**PROBLEM REQUIREMENTS:** Output all of the entries exactly as written.

* * * * * * *

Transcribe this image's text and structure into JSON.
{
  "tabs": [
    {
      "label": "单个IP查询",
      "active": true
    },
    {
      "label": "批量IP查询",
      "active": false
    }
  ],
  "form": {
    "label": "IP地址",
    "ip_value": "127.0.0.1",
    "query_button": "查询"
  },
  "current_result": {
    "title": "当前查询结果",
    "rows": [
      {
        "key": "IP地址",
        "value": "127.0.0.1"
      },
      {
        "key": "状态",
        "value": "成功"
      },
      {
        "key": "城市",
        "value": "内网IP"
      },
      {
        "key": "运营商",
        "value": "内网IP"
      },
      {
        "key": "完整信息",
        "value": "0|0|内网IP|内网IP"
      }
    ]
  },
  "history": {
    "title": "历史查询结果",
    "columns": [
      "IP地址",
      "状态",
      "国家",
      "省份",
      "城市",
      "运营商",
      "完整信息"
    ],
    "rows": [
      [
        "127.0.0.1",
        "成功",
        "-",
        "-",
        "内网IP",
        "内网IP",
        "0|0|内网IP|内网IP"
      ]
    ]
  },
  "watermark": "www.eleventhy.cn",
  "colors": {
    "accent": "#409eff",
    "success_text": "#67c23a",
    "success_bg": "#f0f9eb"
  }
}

* * * * * * *

**TASK SOLUTION:**
Transcribe this image's text and structure into JSON.
{
  "tabs": [
    {
      "label": "单个IP查询",
      "active": true
    },
    {
      "label": "批量IP查询",
      "active": false
    }
  ],
  "form": {
    "label": "IP地址",
    "ip_value": "127.0.0.1",
    "query_button": "查询"
  },
  "current_result": {
    "title": "当前查询结果",
    "rows": [
      {
        "key": "IP地址",
        "value": "127.0.0.1"
      },
      {
        "key": "状态",
        "value": "成功"
      },
      {
        "key": "城市",
        "value": "内网IP"
      },
      {
        "key": "运营商",
        "value": "内网IP"
      },
      {
        "key": "完整信息",
        "value": "0|0|内网IP|内网IP"
      }
    ]
  },
  "history": {
    "title": "历史查询结果",
    "columns": [
      "IP地址",
      "状态",
      "国家",
      "省份",
      "城市",
      "运营商",
      "完整信息"
    ],
    "rows": [
      [
        "127.0.0.1",
        "成功",
        "-",
        "-",
        "内网IP",
        "内网IP",
        "0|0|内网IP|内网IP"
      ]
    ]
  },
  "watermark": "www.eleventhy.cn",
  "colors": {
    "accent": "#409eff",
    "success_text": "#67c23a",
    "success_bg": "#f0f9eb"
  }
}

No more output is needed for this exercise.